**Request**
Below are entries to be transcribed exactly; exclude the pictures from the copy.

**The records**
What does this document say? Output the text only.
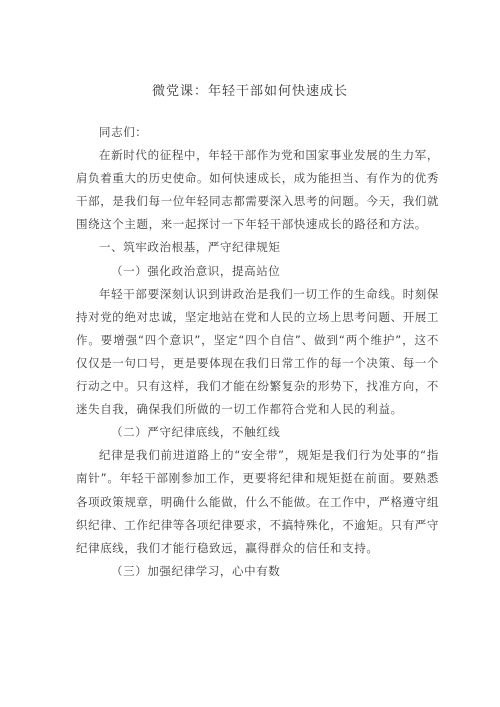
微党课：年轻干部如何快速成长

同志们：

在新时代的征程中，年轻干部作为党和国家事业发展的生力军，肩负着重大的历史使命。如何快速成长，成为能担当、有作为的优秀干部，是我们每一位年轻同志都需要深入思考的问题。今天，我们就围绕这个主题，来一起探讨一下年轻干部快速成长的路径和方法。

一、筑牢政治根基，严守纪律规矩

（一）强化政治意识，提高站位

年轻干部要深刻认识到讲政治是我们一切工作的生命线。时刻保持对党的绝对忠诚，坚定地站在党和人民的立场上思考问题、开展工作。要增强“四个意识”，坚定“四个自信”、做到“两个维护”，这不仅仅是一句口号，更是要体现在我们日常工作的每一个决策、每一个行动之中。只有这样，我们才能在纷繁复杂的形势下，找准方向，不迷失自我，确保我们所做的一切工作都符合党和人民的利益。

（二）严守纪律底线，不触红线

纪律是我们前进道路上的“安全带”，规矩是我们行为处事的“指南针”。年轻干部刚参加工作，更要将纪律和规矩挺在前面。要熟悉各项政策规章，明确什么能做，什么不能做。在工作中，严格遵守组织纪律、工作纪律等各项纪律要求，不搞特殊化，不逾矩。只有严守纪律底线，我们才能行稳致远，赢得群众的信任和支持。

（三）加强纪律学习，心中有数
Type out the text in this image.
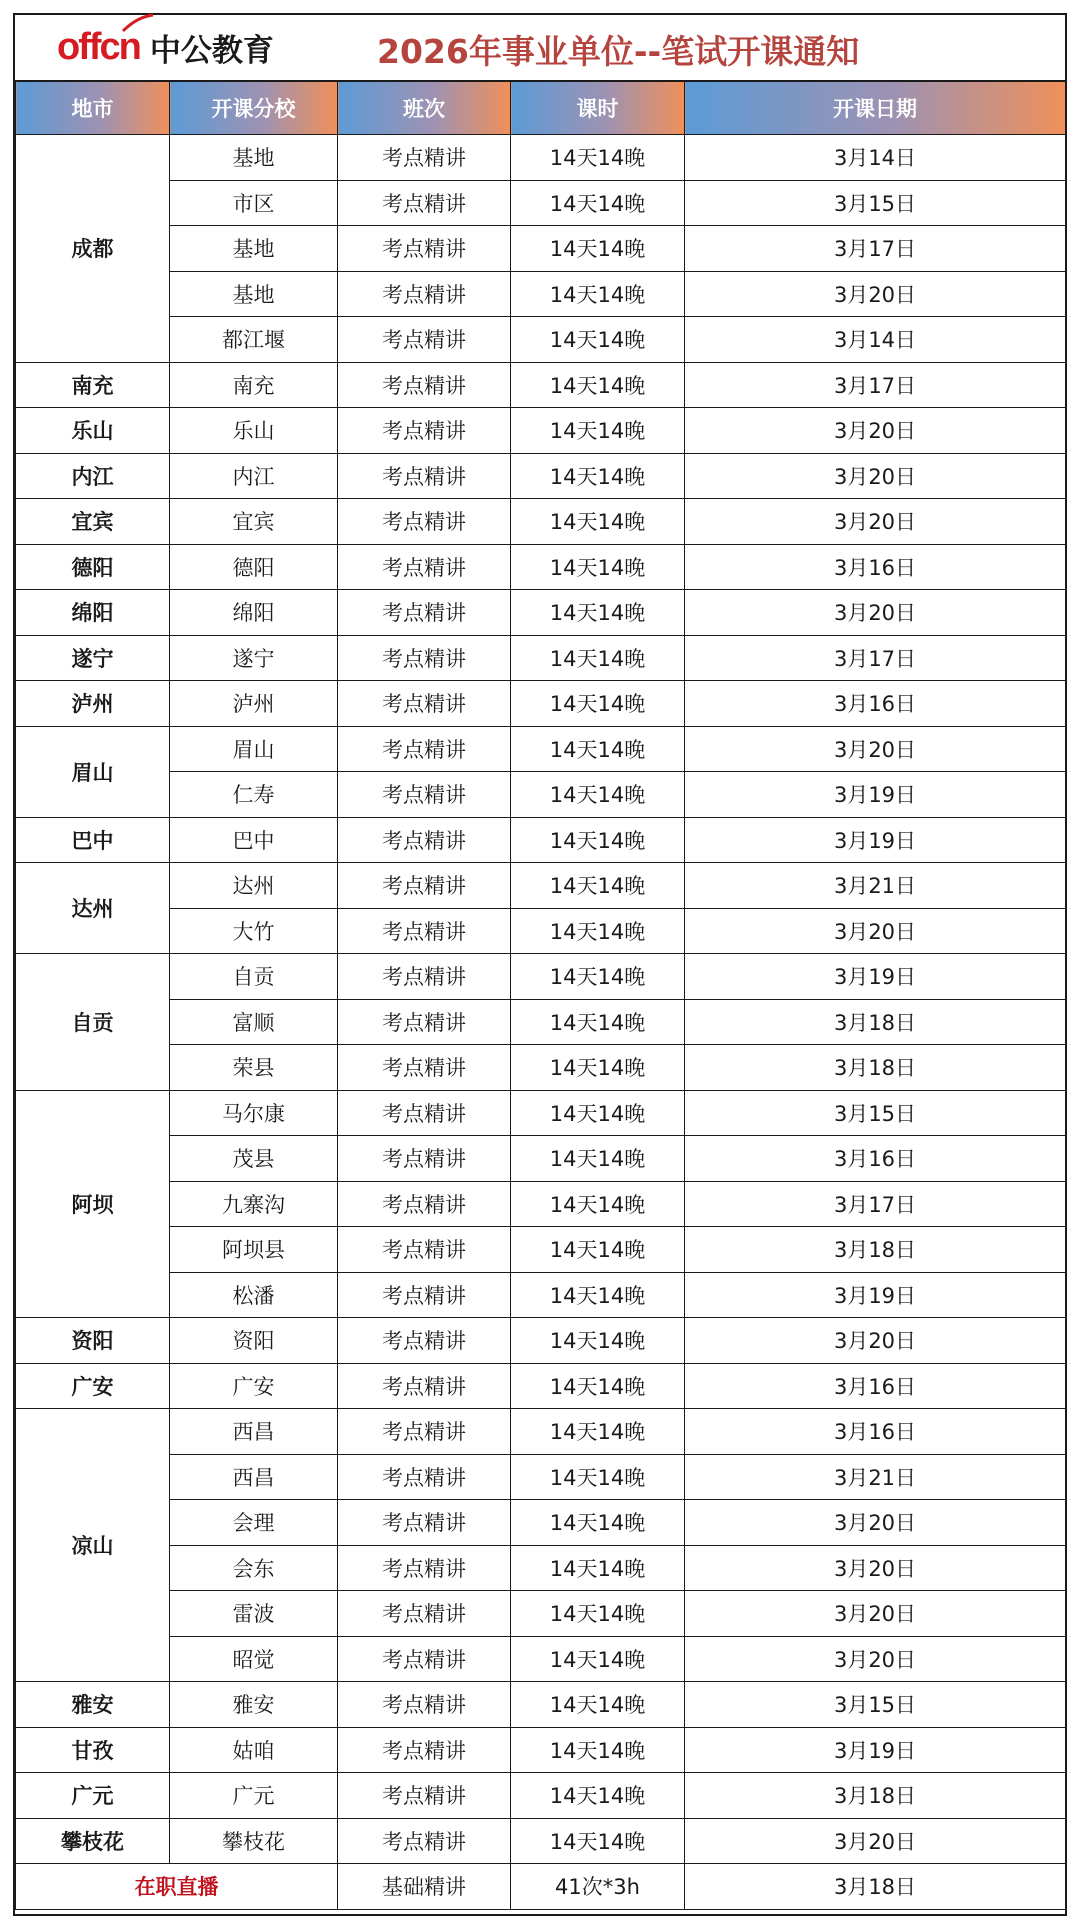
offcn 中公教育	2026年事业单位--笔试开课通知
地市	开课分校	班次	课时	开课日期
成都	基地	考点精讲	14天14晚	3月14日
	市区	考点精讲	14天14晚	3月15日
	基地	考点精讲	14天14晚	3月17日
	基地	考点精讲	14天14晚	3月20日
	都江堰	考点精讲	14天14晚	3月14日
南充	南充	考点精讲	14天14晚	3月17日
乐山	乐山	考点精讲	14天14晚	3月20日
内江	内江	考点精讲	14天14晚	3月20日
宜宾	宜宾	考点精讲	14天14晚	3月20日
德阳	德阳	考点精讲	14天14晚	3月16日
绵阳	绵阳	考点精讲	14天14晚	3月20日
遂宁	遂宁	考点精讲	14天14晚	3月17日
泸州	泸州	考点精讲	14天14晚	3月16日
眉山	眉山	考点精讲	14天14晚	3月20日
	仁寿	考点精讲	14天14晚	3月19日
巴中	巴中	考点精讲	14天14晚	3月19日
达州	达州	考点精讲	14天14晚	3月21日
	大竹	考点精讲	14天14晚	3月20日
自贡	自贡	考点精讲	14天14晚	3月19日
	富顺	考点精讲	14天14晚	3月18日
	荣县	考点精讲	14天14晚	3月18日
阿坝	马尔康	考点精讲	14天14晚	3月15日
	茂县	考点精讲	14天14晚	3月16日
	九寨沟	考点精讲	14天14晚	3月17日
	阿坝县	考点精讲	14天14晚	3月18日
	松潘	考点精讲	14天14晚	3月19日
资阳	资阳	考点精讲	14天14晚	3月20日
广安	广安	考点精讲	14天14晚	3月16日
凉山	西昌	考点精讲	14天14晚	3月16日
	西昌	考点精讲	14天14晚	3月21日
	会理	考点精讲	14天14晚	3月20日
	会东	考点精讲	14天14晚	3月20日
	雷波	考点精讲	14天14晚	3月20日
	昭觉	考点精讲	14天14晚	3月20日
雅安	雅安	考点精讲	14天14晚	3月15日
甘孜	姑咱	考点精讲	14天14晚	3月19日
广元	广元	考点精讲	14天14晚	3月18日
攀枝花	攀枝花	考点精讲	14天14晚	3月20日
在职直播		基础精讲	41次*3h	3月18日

**Answer to this problem**
What does this document say? Output the text only.
微党课：年轻干部如何快速成长

同志们：

在新时代的征程中，年轻干部作为党和国家事业发展的生力军，肩负着重大的历史使命。如何快速成长，成为能担当、有作为的优秀干部，是我们每一位年轻同志都需要深入思考的问题。今天，我们就围绕这个主题，来一起探讨一下年轻干部快速成长的路径和方法。

一、筑牢政治根基，严守纪律规矩

（一）强化政治意识，提高站位

年轻干部要深刻认识到讲政治是我们一切工作的生命线。时刻保持对党的绝对忠诚，坚定地站在党和人民的立场上思考问题、开展工作。要增强“四个意识”，坚定“四个自信”、做到“两个维护”，这不仅仅是一句口号，更是要体现在我们日常工作的每一个决策、每一个行动之中。只有这样，我们才能在纷繁复杂的形势下，找准方向，不迷失自我，确保我们所做的一切工作都符合党和人民的利益。

（二）严守纪律底线，不触红线

纪律是我们前进道路上的“安全带”，规矩是我们行为处事的“指南针”。年轻干部刚参加工作，更要将纪律和规矩挺在前面。要熟悉各项政策规章，明确什么能做，什么不能做。在工作中，严格遵守组织纪律、工作纪律等各项纪律要求，不搞特殊化，不逾矩。只有严守纪律底线，我们才能行稳致远，赢得群众的信任和支持。

（三）加强纪律学习，心中有数
Type out the text in this image.
offcn 中公教育	2026年事业单位--笔试开课通知
地市	开课分校	班次	课时	开课日期
成都	基地	考点精讲	14天14晚	3月14日
	市区	考点精讲	14天14晚	3月15日
	基地	考点精讲	14天14晚	3月17日
	基地	考点精讲	14天14晚	3月20日
	都江堰	考点精讲	14天14晚	3月14日
南充	南充	考点精讲	14天14晚	3月17日
乐山	乐山	考点精讲	14天14晚	3月20日
内江	内江	考点精讲	14天14晚	3月20日
宜宾	宜宾	考点精讲	14天14晚	3月20日
德阳	德阳	考点精讲	14天14晚	3月16日
绵阳	绵阳	考点精讲	14天14晚	3月20日
遂宁	遂宁	考点精讲	14天14晚	3月17日
泸州	泸州	考点精讲	14天14晚	3月16日
眉山	眉山	考点精讲	14天14晚	3月20日
	仁寿	考点精讲	14天14晚	3月19日
巴中	巴中	考点精讲	14天14晚	3月19日
达州	达州	考点精讲	14天14晚	3月21日
	大竹	考点精讲	14天14晚	3月20日
自贡	自贡	考点精讲	14天14晚	3月19日
	富顺	考点精讲	14天14晚	3月18日
	荣县	考点精讲	14天14晚	3月18日
阿坝	马尔康	考点精讲	14天14晚	3月15日
	茂县	考点精讲	14天14晚	3月16日
	九寨沟	考点精讲	14天14晚	3月17日
	阿坝县	考点精讲	14天14晚	3月18日
	松潘	考点精讲	14天14晚	3月19日
资阳	资阳	考点精讲	14天14晚	3月20日
广安	广安	考点精讲	14天14晚	3月16日
凉山	西昌	考点精讲	14天14晚	3月16日
	西昌	考点精讲	14天14晚	3月21日
	会理	考点精讲	14天14晚	3月20日
	会东	考点精讲	14天14晚	3月20日
	雷波	考点精讲	14天14晚	3月20日
	昭觉	考点精讲	14天14晚	3月20日
雅安	雅安	考点精讲	14天14晚	3月15日
甘孜	姑咱	考点精讲	14天14晚	3月19日
广元	广元	考点精讲	14天14晚	3月18日
攀枝花	攀枝花	考点精讲	14天14晚	3月20日
在职直播		基础精讲	41次*3h	3月18日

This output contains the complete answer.